— start of GIVEN RECORDS —
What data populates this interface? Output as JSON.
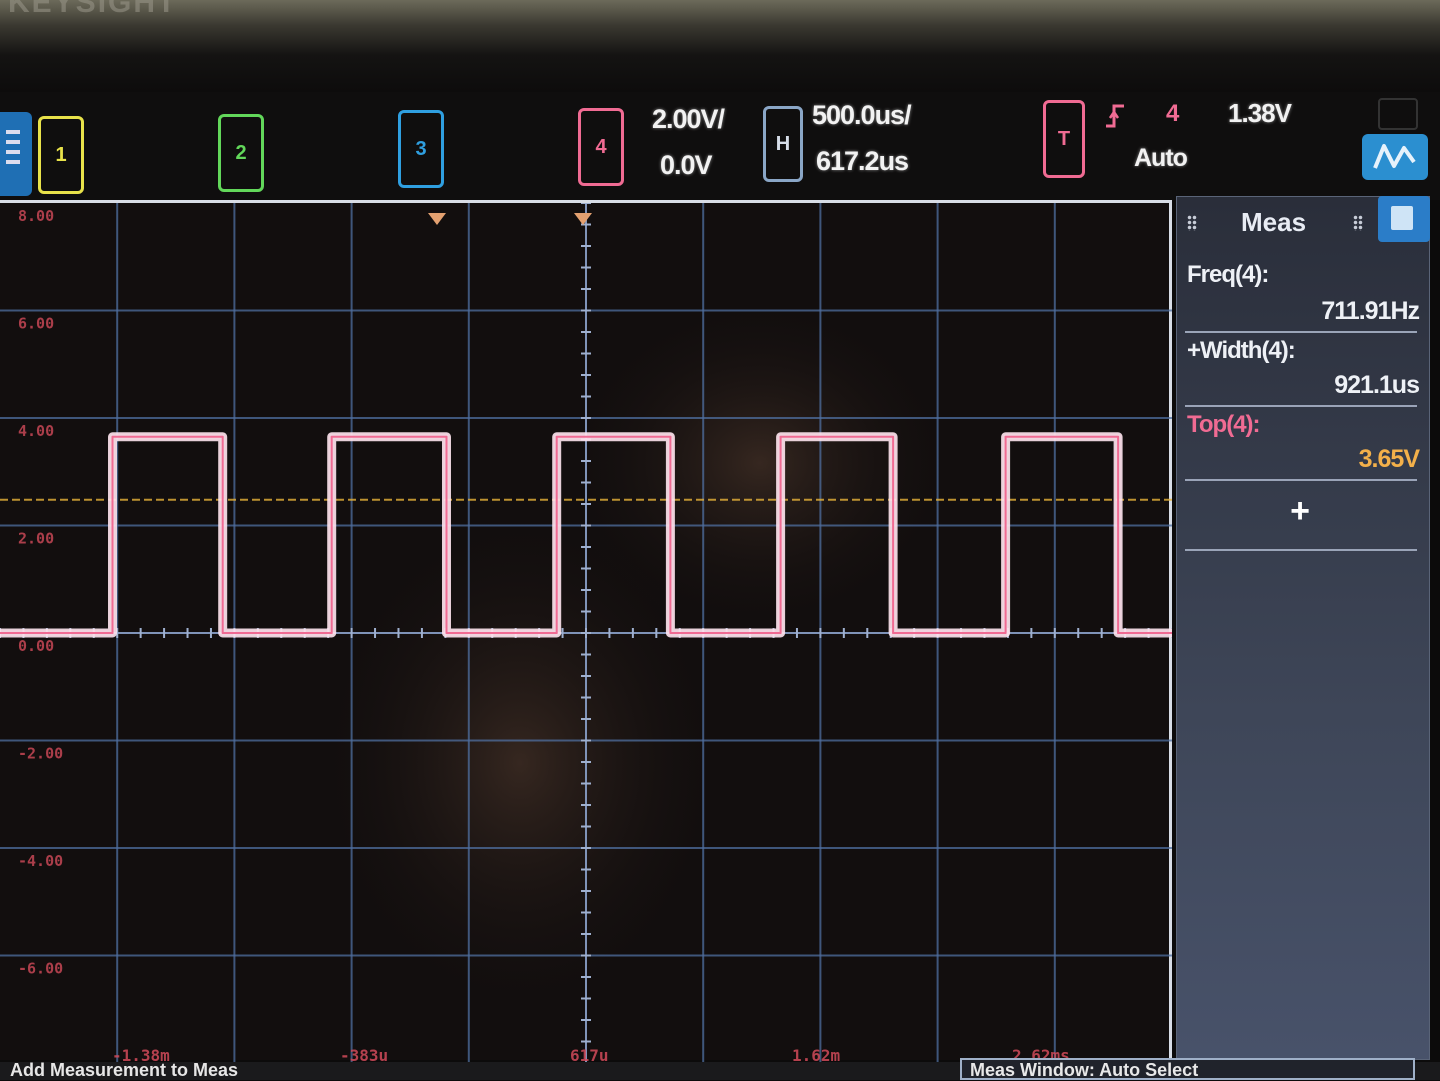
{
  "brand": "KEYSIGHT",
  "channels": [
    {
      "label": "1",
      "color": "#e8e24a"
    },
    {
      "label": "2",
      "color": "#62d75a"
    },
    {
      "label": "3",
      "color": "#2f9fe0"
    },
    {
      "label": "4",
      "color": "#f06b93"
    }
  ],
  "vertical": {
    "scale": "2.00V/",
    "offset": "0.0V"
  },
  "horizontal": {
    "label": "H",
    "scale": "500.0us/",
    "position": "617.2us"
  },
  "trigger": {
    "label": "T",
    "source": "4",
    "level": "1.38V",
    "mode": "Auto",
    "edge": "rising-edge-icon"
  },
  "grid": {
    "h_divisions": 10,
    "v_divisions": 8
  },
  "y_labels": [
    "8.00",
    "6.00",
    "4.00",
    "2.00",
    "0.00",
    "-2.00",
    "-4.00",
    "-6.00"
  ],
  "x_labels": [
    "-1.38m",
    "-383u",
    "617u",
    "1.62m",
    "2.62ms"
  ],
  "measurements": {
    "title": "Meas",
    "items": [
      {
        "name": "Freq(4):",
        "value": "711.91Hz",
        "value_color": "#eef1f6",
        "name_color": "#eef1f6"
      },
      {
        "name": "+Width(4):",
        "value": "921.1us",
        "value_color": "#eef1f6",
        "name_color": "#eef1f6"
      },
      {
        "name": "Top(4):",
        "value": "3.65V",
        "value_color": "#f3b04a",
        "name_color": "#f06b93"
      }
    ],
    "add_label": "+"
  },
  "status": {
    "left": "Add Measurement to Meas",
    "right": "Meas Window: Auto Select"
  },
  "chart_data": {
    "type": "line",
    "title": "",
    "xlabel": "",
    "ylabel": "",
    "ylim": [
      -8,
      8
    ],
    "xlim": [
      -4.38,
      5.62
    ],
    "series": [
      {
        "channel": "4",
        "color": "#f06b93",
        "x": [
          -4.38,
          -3.42,
          -3.42,
          -2.48,
          -2.48,
          -1.55,
          -1.55,
          -0.57,
          -0.57,
          0.37,
          0.37,
          1.34,
          1.34,
          2.28,
          2.28,
          3.24,
          3.24,
          4.2,
          4.2,
          5.16,
          5.16,
          5.62
        ],
        "y": [
          0.0,
          0.0,
          3.65,
          3.65,
          0.0,
          0.0,
          3.65,
          3.65,
          0.0,
          0.0,
          3.65,
          3.65,
          0.0,
          0.0,
          3.65,
          3.65,
          0.0,
          0.0,
          3.65,
          3.65,
          0.0,
          0.0
        ]
      }
    ],
    "trigger_level": 1.38
  }
}
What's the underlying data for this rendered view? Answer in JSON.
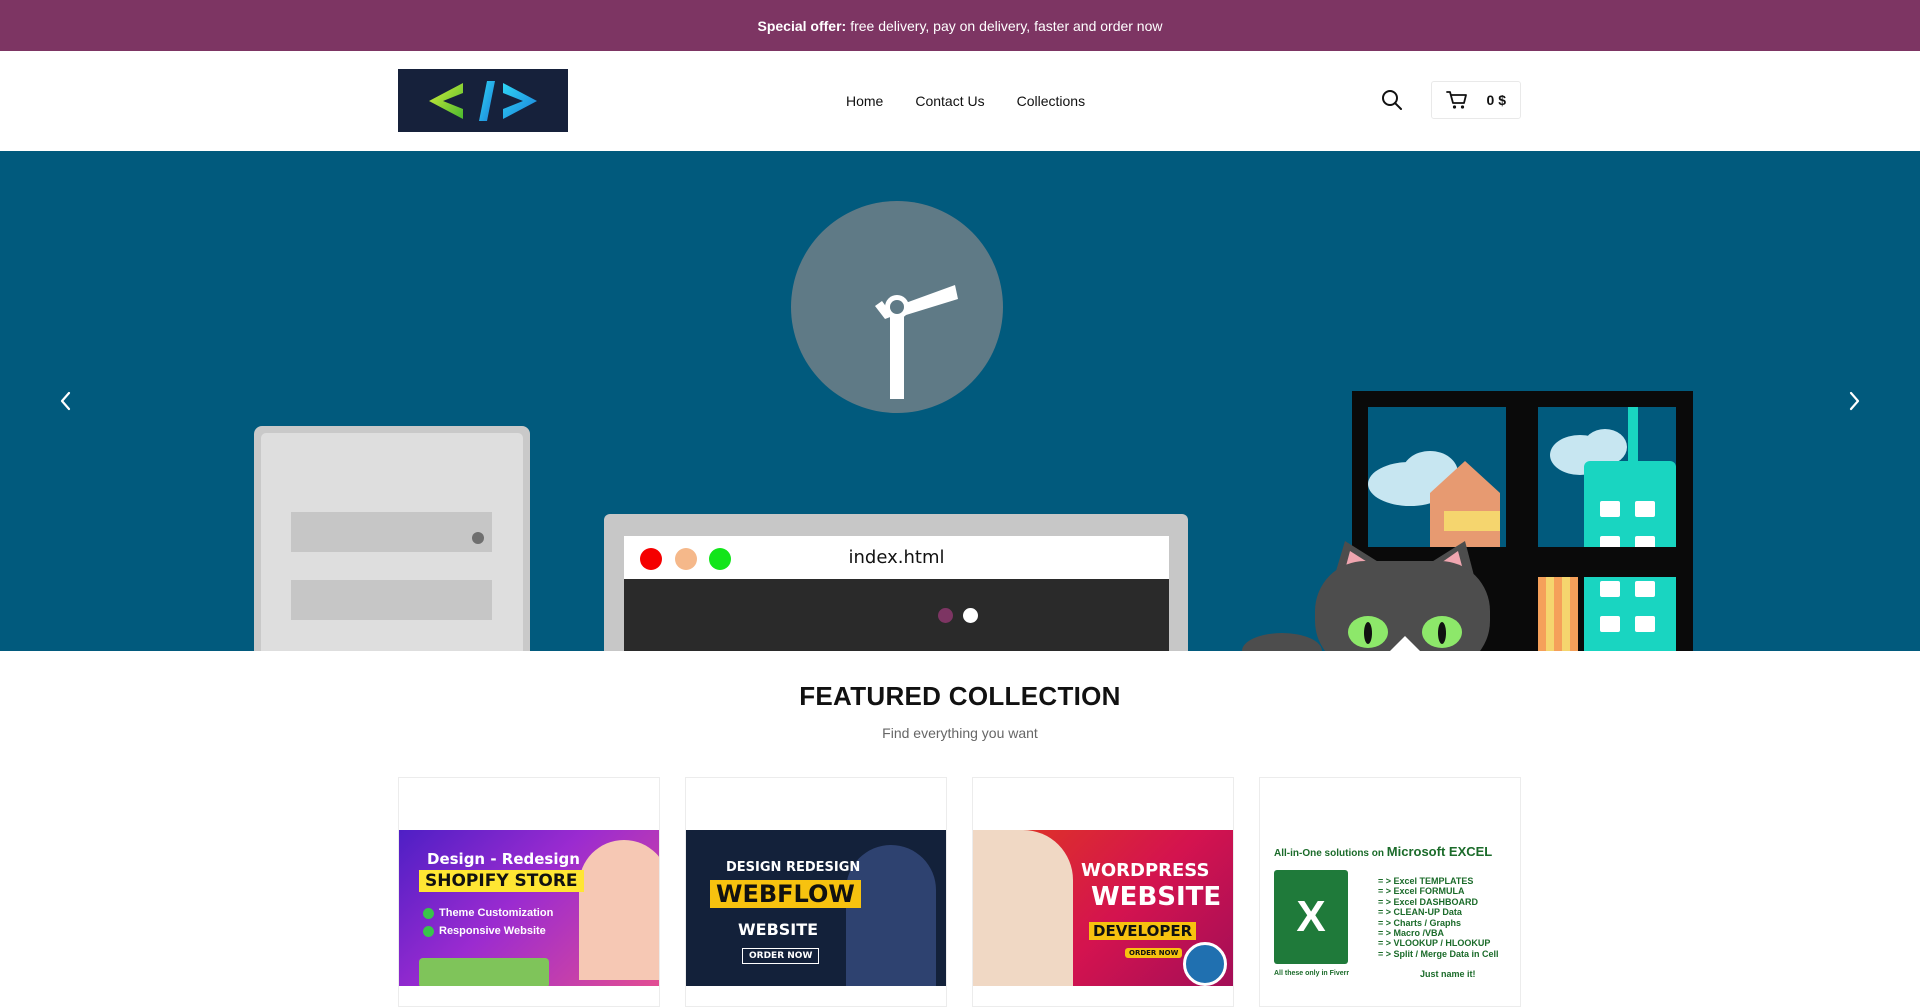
{
  "announcement": {
    "bold": "Special offer:",
    "text": "free delivery, pay on delivery, faster and order now"
  },
  "nav": {
    "home": "Home",
    "contact": "Contact Us",
    "collections": "Collections"
  },
  "cart": {
    "total": "0 $"
  },
  "hero": {
    "file_name": "index.html"
  },
  "featured": {
    "title": "FEATURED COLLECTION",
    "subtitle": "Find everything you want"
  },
  "products": [
    {
      "line1": "Design - Redesign",
      "line2": "SHOPIFY STORE",
      "bullet1": "Theme Customization",
      "bullet2": "Responsive Website"
    },
    {
      "line1": "DESIGN REDESIGN",
      "line2": "WEBFLOW",
      "line3": "WEBSITE",
      "cta": "ORDER NOW"
    },
    {
      "line1": "WORDPRESS",
      "line2": "WEBSITE",
      "line3": "DEVELOPER",
      "cta": "ORDER NOW"
    },
    {
      "header_pre": "All-in-One solutions on",
      "header_brand": "Microsoft EXCEL",
      "items": [
        "= > Excel TEMPLATES",
        "= > Excel FORMULA",
        "= > Excel DASHBOARD",
        "= > CLEAN-UP Data",
        "= > Charts / Graphs",
        "= > Macro /VBA",
        "= > VLOOKUP / HLOOKUP",
        "= > Split / Merge Data in Cell"
      ],
      "footer_left": "All these only in Fiverr",
      "footer_right": "Just name it!"
    }
  ],
  "colors": {
    "announcement_bg": "#7d3563",
    "hero_bg": "#015a7d",
    "active_dot": "#7d3563"
  }
}
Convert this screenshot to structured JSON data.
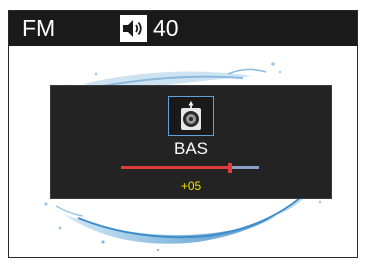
{
  "status_bar": {
    "source": "FM",
    "volume_icon": "speaker-volume-icon",
    "volume": "40"
  },
  "background": {
    "image": "water-splash"
  },
  "overlay": {
    "icon": "speaker-woofer-icon",
    "label": "BAS",
    "value": "+05",
    "slider_level": 0.79
  },
  "colors": {
    "status_bar_bg": "#1a1a1a",
    "overlay_bg": "#232323",
    "icon_frame": "#5fa3d8",
    "slider_track": "#8c9fc8",
    "slider_fill": "#e23b3b",
    "value_text": "#f0e000"
  }
}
— end of GIVEN RECORDS —
TASK PROMPT -
Leave out all pictures, then copy the remaining material exactly.

RESULT -
What data populates this interface? Output as JSON.
{
  "brand": "KEYSIGHT",
  "channels": [
    {
      "label": "1",
      "color": "#e8e24a"
    },
    {
      "label": "2",
      "color": "#62d75a"
    },
    {
      "label": "3",
      "color": "#2f9fe0"
    },
    {
      "label": "4",
      "color": "#f06b93"
    }
  ],
  "vertical": {
    "scale": "2.00V/",
    "offset": "0.0V"
  },
  "horizontal": {
    "label": "H",
    "scale": "500.0us/",
    "position": "617.2us"
  },
  "trigger": {
    "label": "T",
    "source": "4",
    "level": "1.38V",
    "mode": "Auto",
    "edge": "rising-edge-icon"
  },
  "grid": {
    "h_divisions": 10,
    "v_divisions": 8
  },
  "y_labels": [
    "8.00",
    "6.00",
    "4.00",
    "2.00",
    "0.00",
    "-2.00",
    "-4.00",
    "-6.00"
  ],
  "x_labels": [
    "-1.38m",
    "-383u",
    "617u",
    "1.62m",
    "2.62ms"
  ],
  "measurements": {
    "title": "Meas",
    "items": [
      {
        "name": "Freq(4):",
        "value": "711.91Hz",
        "value_color": "#eef1f6",
        "name_color": "#eef1f6"
      },
      {
        "name": "+Width(4):",
        "value": "921.1us",
        "value_color": "#eef1f6",
        "name_color": "#eef1f6"
      },
      {
        "name": "Top(4):",
        "value": "3.65V",
        "value_color": "#f3b04a",
        "name_color": "#f06b93"
      }
    ],
    "add_label": "+"
  },
  "status": {
    "left": "Add Measurement to Meas",
    "right": "Meas Window: Auto Select"
  },
  "chart_data": {
    "type": "line",
    "title": "",
    "xlabel": "",
    "ylabel": "",
    "ylim": [
      -8,
      8
    ],
    "xlim": [
      -4.38,
      5.62
    ],
    "series": [
      {
        "channel": "4",
        "color": "#f06b93",
        "x": [
          -4.38,
          -3.42,
          -3.42,
          -2.48,
          -2.48,
          -1.55,
          -1.55,
          -0.57,
          -0.57,
          0.37,
          0.37,
          1.34,
          1.34,
          2.28,
          2.28,
          3.24,
          3.24,
          4.2,
          4.2,
          5.16,
          5.16,
          5.62
        ],
        "y": [
          0.0,
          0.0,
          3.65,
          3.65,
          0.0,
          0.0,
          3.65,
          3.65,
          0.0,
          0.0,
          3.65,
          3.65,
          0.0,
          0.0,
          3.65,
          3.65,
          0.0,
          0.0,
          3.65,
          3.65,
          0.0,
          0.0
        ]
      }
    ],
    "trigger_level": 1.38
  }
}
What's the underlying data for this rendered view? Answer in JSON.
{
  "announcement": {
    "bold": "Special offer:",
    "text": "free delivery, pay on delivery, faster and order now"
  },
  "nav": {
    "home": "Home",
    "contact": "Contact Us",
    "collections": "Collections"
  },
  "cart": {
    "total": "0 $"
  },
  "hero": {
    "file_name": "index.html"
  },
  "featured": {
    "title": "FEATURED COLLECTION",
    "subtitle": "Find everything you want"
  },
  "products": [
    {
      "line1": "Design - Redesign",
      "line2": "SHOPIFY STORE",
      "bullet1": "Theme Customization",
      "bullet2": "Responsive Website"
    },
    {
      "line1": "DESIGN REDESIGN",
      "line2": "WEBFLOW",
      "line3": "WEBSITE",
      "cta": "ORDER NOW"
    },
    {
      "line1": "WORDPRESS",
      "line2": "WEBSITE",
      "line3": "DEVELOPER",
      "cta": "ORDER NOW"
    },
    {
      "header_pre": "All-in-One solutions on",
      "header_brand": "Microsoft EXCEL",
      "items": [
        "= > Excel TEMPLATES",
        "= > Excel FORMULA",
        "= > Excel DASHBOARD",
        "= > CLEAN-UP Data",
        "= > Charts / Graphs",
        "= > Macro /VBA",
        "= > VLOOKUP / HLOOKUP",
        "= > Split / Merge Data in Cell"
      ],
      "footer_left": "All these only in Fiverr",
      "footer_right": "Just name it!"
    }
  ],
  "colors": {
    "announcement_bg": "#7d3563",
    "hero_bg": "#015a7d",
    "active_dot": "#7d3563"
  }
}
Convert this screenshot to structured JSON data.
{
  "status_bar": {
    "source": "FM",
    "volume_icon": "speaker-volume-icon",
    "volume": "40"
  },
  "background": {
    "image": "water-splash"
  },
  "overlay": {
    "icon": "speaker-woofer-icon",
    "label": "BAS",
    "value": "+05",
    "slider_level": 0.79
  },
  "colors": {
    "status_bar_bg": "#1a1a1a",
    "overlay_bg": "#232323",
    "icon_frame": "#5fa3d8",
    "slider_track": "#8c9fc8",
    "slider_fill": "#e23b3b",
    "value_text": "#f0e000"
  }
}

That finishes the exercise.